[START OF Task inputs]

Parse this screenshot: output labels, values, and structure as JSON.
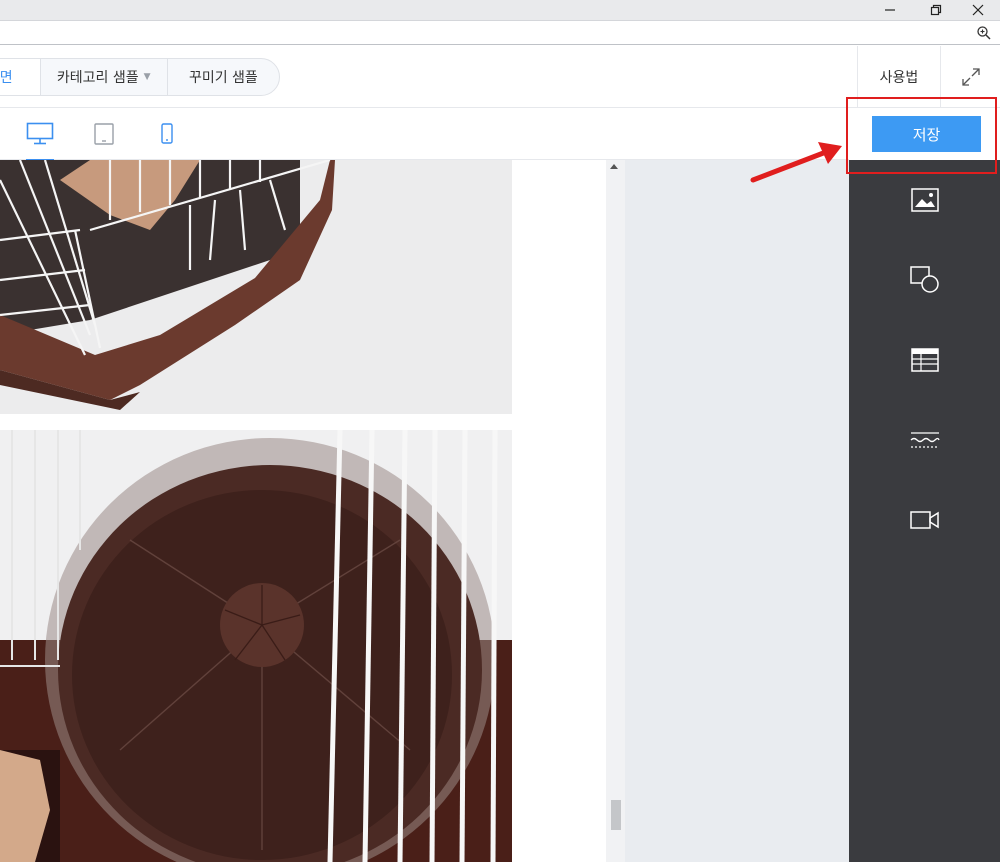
{
  "topbar": {
    "tabs": [
      {
        "label": "면"
      },
      {
        "label": "카테고리 샘플"
      },
      {
        "label": "꾸미기 샘플"
      }
    ],
    "help_label": "사용법"
  },
  "toolbar": {
    "save_label": "저장"
  },
  "devices": [
    "desktop-icon",
    "tablet-icon",
    "mobile-icon"
  ],
  "tools": [
    "image-icon",
    "shape-icon",
    "table-icon",
    "divider-icon",
    "video-icon"
  ],
  "colors": {
    "accent": "#3d9af3",
    "tools_panel": "#3a3b3f",
    "highlight": "#e01e1e"
  }
}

[END OF Task inputs]

» Exercise requirements
Filter the data for the string "icon" and copy every line that has it.

» Exercise solution
    "desktop-icon",
    "tablet-icon",
    "mobile-icon"
    "image-icon",
    "shape-icon",
    "table-icon",
    "divider-icon",
    "video-icon"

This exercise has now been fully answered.